### OBJECTIVE
Omit every picture, then give all the entries again exactly.

### RECORDS
◇ ◇ ◇ ◇ ◇ ◇ ◇
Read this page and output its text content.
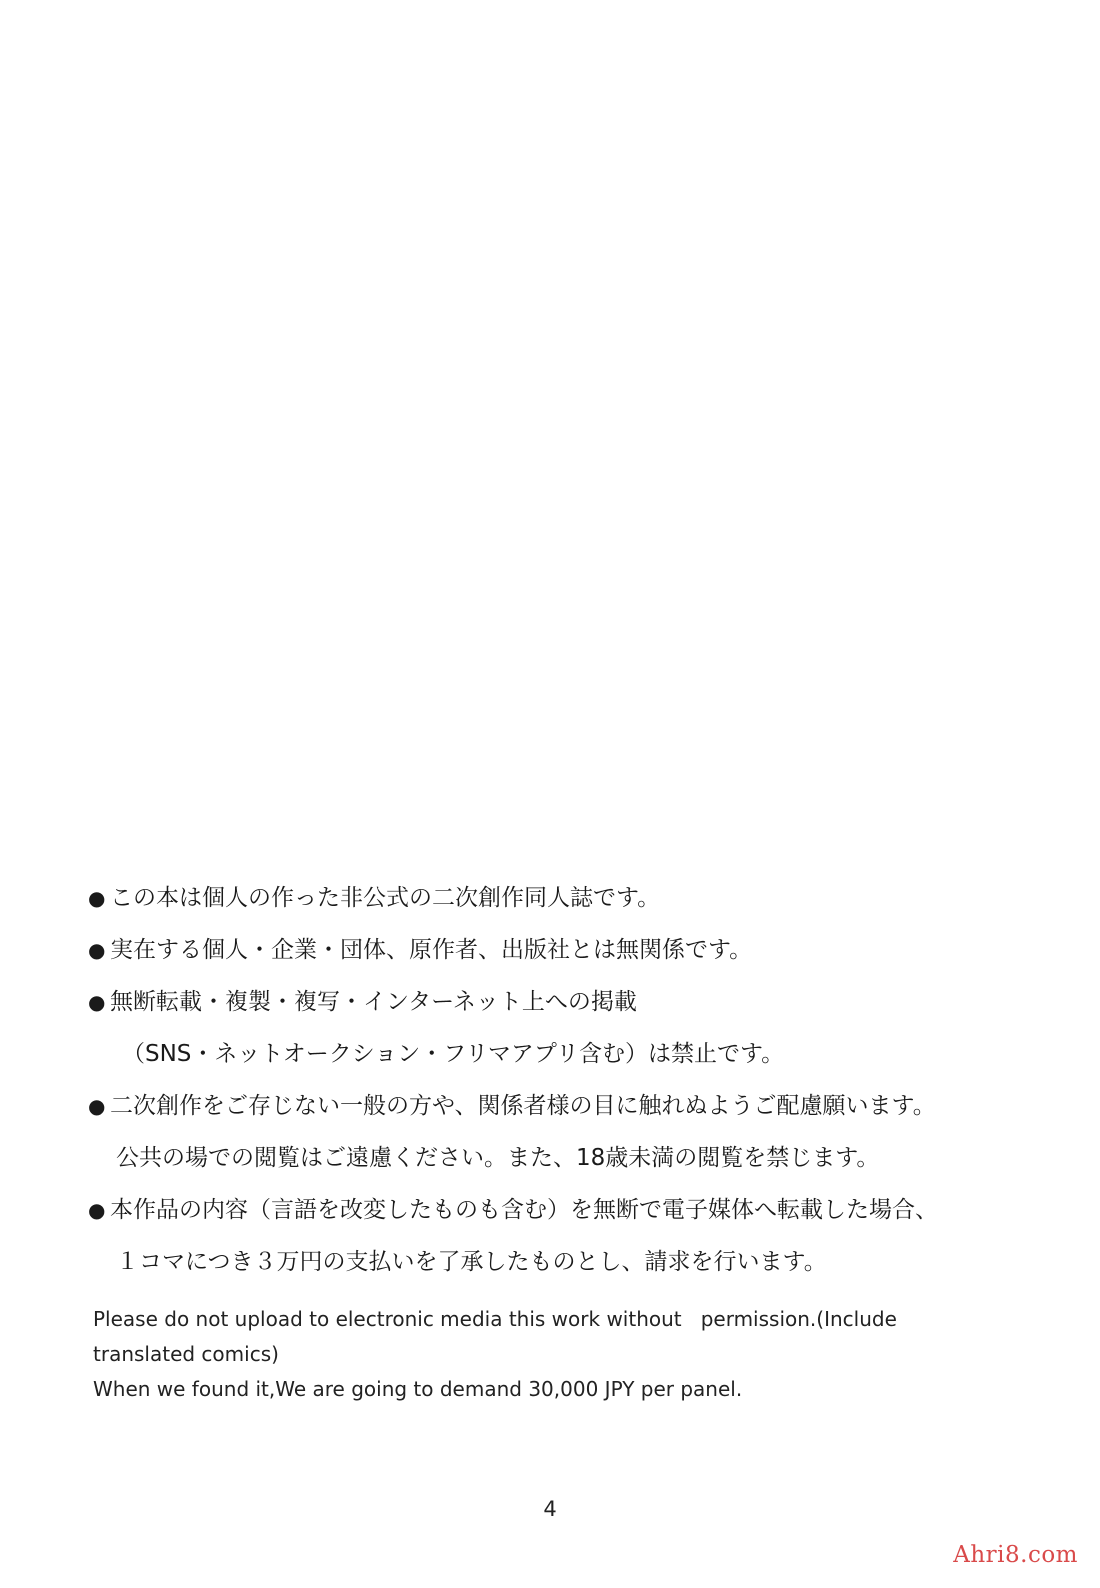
● この本は個人の作った非公式の二次創作同人誌です。
● 実在する個人・企業・団体、原作者、出版社とは無関係です。
● 無断転載・複製・複写・インターネット上への掲載
（SNS・ネットオークション・フリマアプリ含む）は禁止です。
● 二次創作をご存じない一般の方や、関係者様の目に触れぬようご配慮願います。
公共の場での閲覧はご遠慮ください。また、18歳未満の閲覧を禁じます。
● 本作品の内容（言語を改変したものも含む）を無断で電子媒体へ転載した場合、
１コマにつき３万円の支払いを了承したものとし、請求を行います。
Please do not upload to electronic media this work without   permission.(Include
translated comics)
When we found it,We are going to demand 30,000 JPY per panel.
4
Ahri8.com
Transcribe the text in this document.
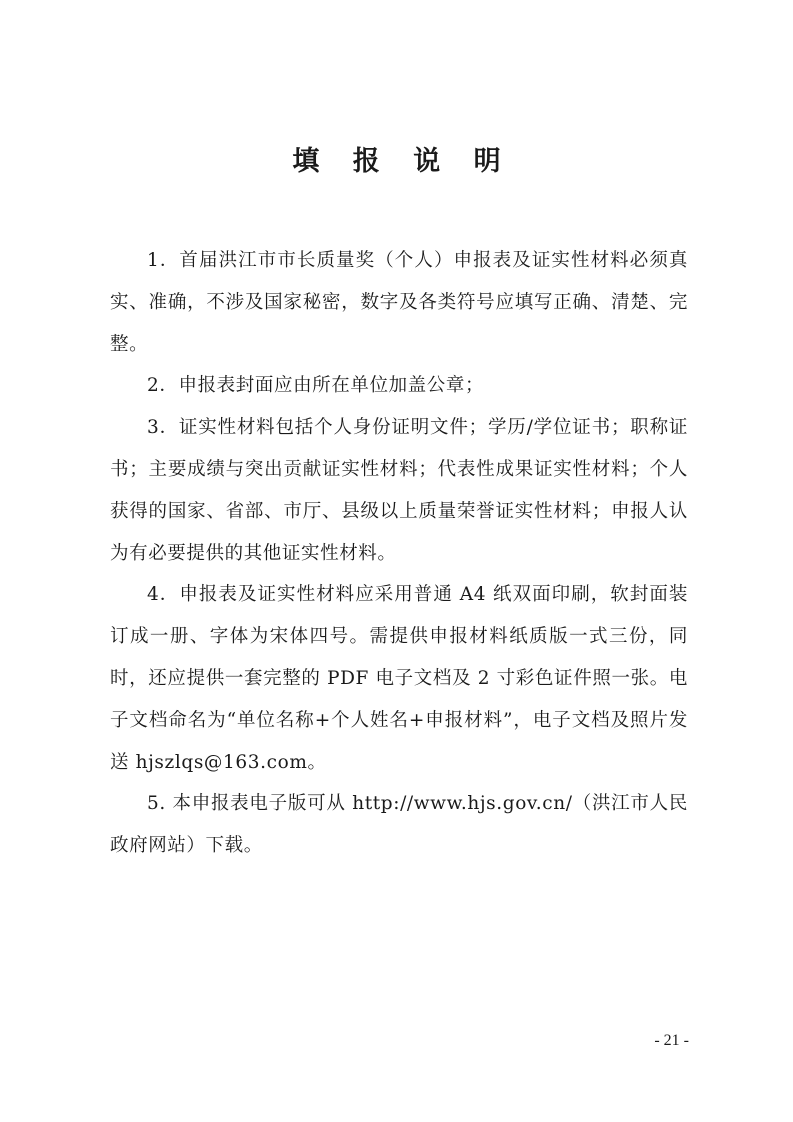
填 报 说 明

1．首届洪江市市长质量奖（个人）申报表及证实性材料必须真实、准确，不涉及国家秘密，数字及各类符号应填写正确、清楚、完整。

2．申报表封面应由所在单位加盖公章；

3．证实性材料包括个人身份证明文件；学历/学位证书；职称证书；主要成绩与突出贡献证实性材料；代表性成果证实性材料；个人获得的国家、省部、市厅、县级以上质量荣誉证实性材料；申报人认为有必要提供的其他证实性材料。

4．申报表及证实性材料应采用普通 A4 纸双面印刷，软封面装订成一册、字体为宋体四号。需提供申报材料纸质版一式三份，同时，还应提供一套完整的 PDF 电子文档及 2 寸彩色证件照一张。电子文档命名为“单位名称+个人姓名+申报材料”，电子文档及照片发送 hjszlqs@163.com。

5. 本申报表电子版可从 http://www.hjs.gov.cn/（洪江市人民政府网站）下载。

- 21 -
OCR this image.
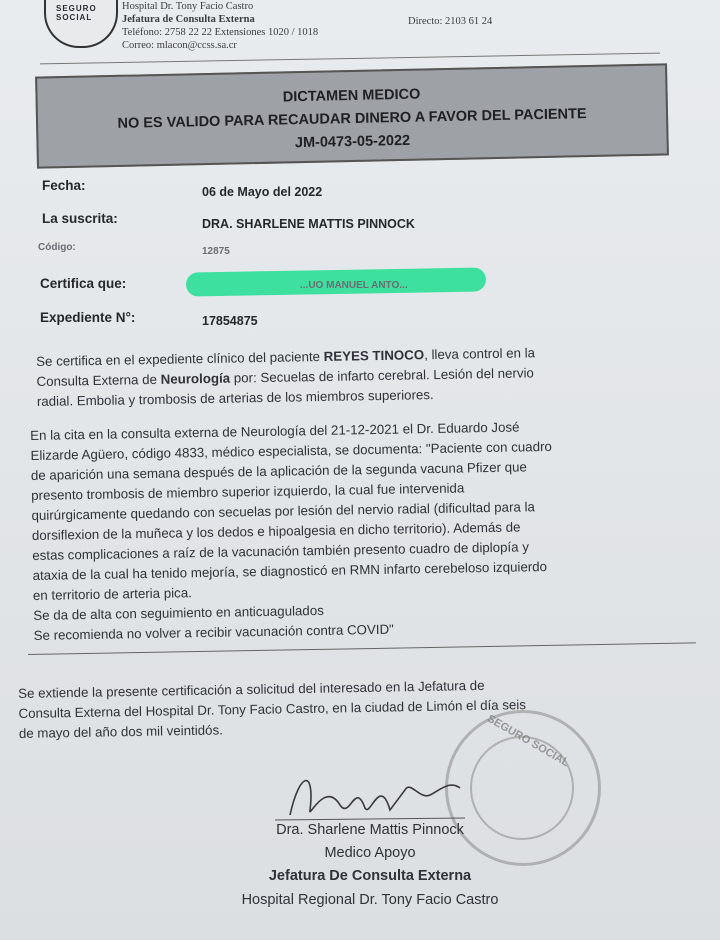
SEGURO SOCIAL
Hospital Dr. Tony Facio Castro
Jefatura de Consulta Externa
Teléfono: 2758 22 22 Extensiones 1020 / 1018
Correo: mlacon@ccss.sa.cr
Directo: 2103 61 24
DICTAMEN MEDICO
NO ES VALIDO PARA RECAUDAR DINERO A FAVOR DEL PACIENTE
JM-0473-05-2022
Fecha:	06 de Mayo del 2022
La suscrita:	DRA. SHARLENE MATTIS PINNOCK
Código:	12875
Certifica que:	...UO MANUEL ANTO...
Expediente N°:	17854875
Se certifica en el expediente clínico del paciente REYES TINOCO, lleva control en la
Consulta Externa de Neurología por: Secuelas de infarto cerebral. Lesión del nervio
radial. Embolia y trombosis de arterias de los miembros superiores.
En la cita en la consulta externa de Neurología del 21-12-2021 el Dr. Eduardo José
Elizarde Agüero, código 4833, médico especialista, se documenta: "Paciente con cuadro
de aparición una semana después de la aplicación de la segunda vacuna Pfizer que
presento trombosis de miembro superior izquierdo, la cual fue intervenida
quirúrgicamente quedando con secuelas por lesión del nervio radial (dificultad para la
dorsiflexion de la muñeca y los dedos e hipoalgesia en dicho territorio). Además de
estas complicaciones a raíz de la vacunación también presento cuadro de diplopía y
ataxia de la cual ha tenido mejoría, se diagnosticó en RMN infarto cerebeloso izquierdo
en territorio de arteria pica.
Se da de alta con seguimiento en anticuagulados
Se recomienda no volver a recibir vacunación contra COVID"
Se extiende la presente certificación a solicitud del interesado en la Jefatura de
Consulta Externa del Hospital Dr. Tony Facio Castro, en la ciudad de Limón el día seis
de mayo del año dos mil veintidós.	SEGURO SOCIAL
Dra. Sharlene Mattis Pinnock
Medico Apoyo
Jefatura De Consulta Externa
Hospital Regional Dr. Tony Facio Castro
◇ ◇ ◇ ◇ ◇ ◇ ◇
### EXERCISE OUTPUT
Read this page and output its text content.
● この本は個人の作った非公式の二次創作同人誌です。
● 実在する個人・企業・団体、原作者、出版社とは無関係です。
● 無断転載・複製・複写・インターネット上への掲載
（SNS・ネットオークション・フリマアプリ含む）は禁止です。
● 二次創作をご存じない一般の方や、関係者様の目に触れぬようご配慮願います。
公共の場での閲覧はご遠慮ください。また、18歳未満の閲覧を禁じます。
● 本作品の内容（言語を改変したものも含む）を無断で電子媒体へ転載した場合、
１コマにつき３万円の支払いを了承したものとし、請求を行います。
Please do not upload to electronic media this work without   permission.(Include
translated comics)
When we found it,We are going to demand 30,000 JPY per panel.
4
Ahri8.com
Transcribe the text in this document.
填 报 说 明

1．首届洪江市市长质量奖（个人）申报表及证实性材料必须真实、准确，不涉及国家秘密，数字及各类符号应填写正确、清楚、完整。

2．申报表封面应由所在单位加盖公章；

3．证实性材料包括个人身份证明文件；学历/学位证书；职称证书；主要成绩与突出贡献证实性材料；代表性成果证实性材料；个人获得的国家、省部、市厅、县级以上质量荣誉证实性材料；申报人认为有必要提供的其他证实性材料。

4．申报表及证实性材料应采用普通 A4 纸双面印刷，软封面装订成一册、字体为宋体四号。需提供申报材料纸质版一式三份，同时，还应提供一套完整的 PDF 电子文档及 2 寸彩色证件照一张。电子文档命名为“单位名称+个人姓名+申报材料”，电子文档及照片发送 hjszlqs@163.com。

5. 本申报表电子版可从 http://www.hjs.gov.cn/（洪江市人民政府网站）下载。

- 21 -
OCR this image.
SEGURO SOCIAL
Hospital Dr. Tony Facio Castro
Jefatura de Consulta Externa
Teléfono: 2758 22 22 Extensiones 1020 / 1018
Correo: mlacon@ccss.sa.cr
Directo: 2103 61 24
DICTAMEN MEDICO
NO ES VALIDO PARA RECAUDAR DINERO A FAVOR DEL PACIENTE
JM-0473-05-2022
Fecha:	06 de Mayo del 2022
La suscrita:	DRA. SHARLENE MATTIS PINNOCK
Código:	12875
Certifica que:	...UO MANUEL ANTO...
Expediente N°:	17854875
Se certifica en el expediente clínico del paciente REYES TINOCO, lleva control en la
Consulta Externa de Neurología por: Secuelas de infarto cerebral. Lesión del nervio
radial. Embolia y trombosis de arterias de los miembros superiores.
En la cita en la consulta externa de Neurología del 21-12-2021 el Dr. Eduardo José
Elizarde Agüero, código 4833, médico especialista, se documenta: "Paciente con cuadro
de aparición una semana después de la aplicación de la segunda vacuna Pfizer que
presento trombosis de miembro superior izquierdo, la cual fue intervenida
quirúrgicamente quedando con secuelas por lesión del nervio radial (dificultad para la
dorsiflexion de la muñeca y los dedos e hipoalgesia en dicho territorio). Además de
estas complicaciones a raíz de la vacunación también presento cuadro de diplopía y
ataxia de la cual ha tenido mejoría, se diagnosticó en RMN infarto cerebeloso izquierdo
en territorio de arteria pica.
Se da de alta con seguimiento en anticuagulados
Se recomienda no volver a recibir vacunación contra COVID"
Se extiende la presente certificación a solicitud del interesado en la Jefatura de
Consulta Externa del Hospital Dr. Tony Facio Castro, en la ciudad de Limón el día seis
de mayo del año dos mil veintidós.	SEGURO SOCIAL
Dra. Sharlene Mattis Pinnock
Medico Apoyo
Jefatura De Consulta Externa
Hospital Regional Dr. Tony Facio Castro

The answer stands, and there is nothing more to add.